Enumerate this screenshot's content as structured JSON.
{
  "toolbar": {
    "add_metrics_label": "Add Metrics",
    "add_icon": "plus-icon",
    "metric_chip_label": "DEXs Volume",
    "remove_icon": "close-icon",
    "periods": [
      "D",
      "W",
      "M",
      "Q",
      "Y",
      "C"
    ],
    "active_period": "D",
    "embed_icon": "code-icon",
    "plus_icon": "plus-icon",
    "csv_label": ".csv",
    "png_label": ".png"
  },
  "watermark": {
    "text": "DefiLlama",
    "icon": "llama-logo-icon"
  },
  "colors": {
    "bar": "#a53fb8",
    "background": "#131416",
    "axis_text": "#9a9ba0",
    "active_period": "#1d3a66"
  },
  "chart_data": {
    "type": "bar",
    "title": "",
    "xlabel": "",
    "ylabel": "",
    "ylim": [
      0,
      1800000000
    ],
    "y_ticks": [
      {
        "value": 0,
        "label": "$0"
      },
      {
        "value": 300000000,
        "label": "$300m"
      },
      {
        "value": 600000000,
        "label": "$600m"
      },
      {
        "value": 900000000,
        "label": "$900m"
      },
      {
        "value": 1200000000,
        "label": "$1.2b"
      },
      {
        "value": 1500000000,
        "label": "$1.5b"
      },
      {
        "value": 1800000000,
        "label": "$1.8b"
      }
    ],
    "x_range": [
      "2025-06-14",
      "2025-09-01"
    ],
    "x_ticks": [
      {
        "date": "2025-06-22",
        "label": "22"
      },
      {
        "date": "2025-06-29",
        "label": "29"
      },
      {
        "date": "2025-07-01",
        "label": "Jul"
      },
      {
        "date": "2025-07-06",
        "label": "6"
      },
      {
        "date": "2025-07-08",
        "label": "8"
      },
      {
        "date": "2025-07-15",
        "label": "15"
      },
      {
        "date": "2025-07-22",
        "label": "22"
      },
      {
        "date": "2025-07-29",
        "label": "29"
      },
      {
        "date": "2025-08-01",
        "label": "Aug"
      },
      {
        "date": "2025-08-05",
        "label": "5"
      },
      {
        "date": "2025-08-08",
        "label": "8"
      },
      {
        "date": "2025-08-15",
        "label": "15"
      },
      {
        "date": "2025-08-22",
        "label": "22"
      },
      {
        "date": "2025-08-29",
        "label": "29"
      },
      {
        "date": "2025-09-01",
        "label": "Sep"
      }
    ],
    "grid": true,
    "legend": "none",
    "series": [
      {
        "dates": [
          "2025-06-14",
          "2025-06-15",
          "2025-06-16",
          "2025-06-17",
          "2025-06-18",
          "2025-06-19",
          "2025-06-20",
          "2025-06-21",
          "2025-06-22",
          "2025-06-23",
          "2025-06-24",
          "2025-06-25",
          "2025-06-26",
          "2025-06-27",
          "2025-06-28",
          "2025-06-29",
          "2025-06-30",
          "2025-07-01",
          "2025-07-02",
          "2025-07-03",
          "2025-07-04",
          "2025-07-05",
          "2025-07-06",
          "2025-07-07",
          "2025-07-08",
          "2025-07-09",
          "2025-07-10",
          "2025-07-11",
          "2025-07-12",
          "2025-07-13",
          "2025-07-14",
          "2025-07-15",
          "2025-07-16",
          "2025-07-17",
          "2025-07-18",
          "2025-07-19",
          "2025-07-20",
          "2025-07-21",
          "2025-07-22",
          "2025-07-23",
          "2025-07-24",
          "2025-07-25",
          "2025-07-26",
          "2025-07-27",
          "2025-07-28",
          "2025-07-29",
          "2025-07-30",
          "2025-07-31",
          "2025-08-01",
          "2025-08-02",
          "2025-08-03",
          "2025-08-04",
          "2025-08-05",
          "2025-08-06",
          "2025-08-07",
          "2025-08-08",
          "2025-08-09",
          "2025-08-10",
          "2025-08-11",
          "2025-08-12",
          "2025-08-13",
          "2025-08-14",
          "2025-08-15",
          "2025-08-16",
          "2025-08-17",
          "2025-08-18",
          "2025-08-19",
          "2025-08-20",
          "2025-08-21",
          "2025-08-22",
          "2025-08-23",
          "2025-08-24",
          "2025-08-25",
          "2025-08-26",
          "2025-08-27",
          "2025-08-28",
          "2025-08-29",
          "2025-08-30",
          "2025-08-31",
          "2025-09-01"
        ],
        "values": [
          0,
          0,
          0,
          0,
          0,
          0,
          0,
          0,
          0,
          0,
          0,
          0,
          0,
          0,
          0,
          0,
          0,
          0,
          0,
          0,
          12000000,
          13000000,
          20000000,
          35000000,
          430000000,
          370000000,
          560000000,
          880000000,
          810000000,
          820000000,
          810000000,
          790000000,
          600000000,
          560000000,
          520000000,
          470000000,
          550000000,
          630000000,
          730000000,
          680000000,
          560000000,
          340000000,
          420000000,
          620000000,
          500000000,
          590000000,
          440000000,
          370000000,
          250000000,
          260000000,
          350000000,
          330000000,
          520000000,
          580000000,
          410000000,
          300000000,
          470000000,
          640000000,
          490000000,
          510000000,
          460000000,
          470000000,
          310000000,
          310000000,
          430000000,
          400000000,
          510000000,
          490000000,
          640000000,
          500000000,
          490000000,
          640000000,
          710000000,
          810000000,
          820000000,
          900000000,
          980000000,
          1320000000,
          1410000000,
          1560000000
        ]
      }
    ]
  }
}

== EXERCISE DETAILS ==
Pick out all the lines with the word "icon" in them and copy them.

== COMPLETE RESPONSE ==
    "add_icon": "plus-icon",
    "remove_icon": "close-icon",
    "embed_icon": "code-icon",
    "plus_icon": "plus-icon",
    "icon": "llama-logo-icon"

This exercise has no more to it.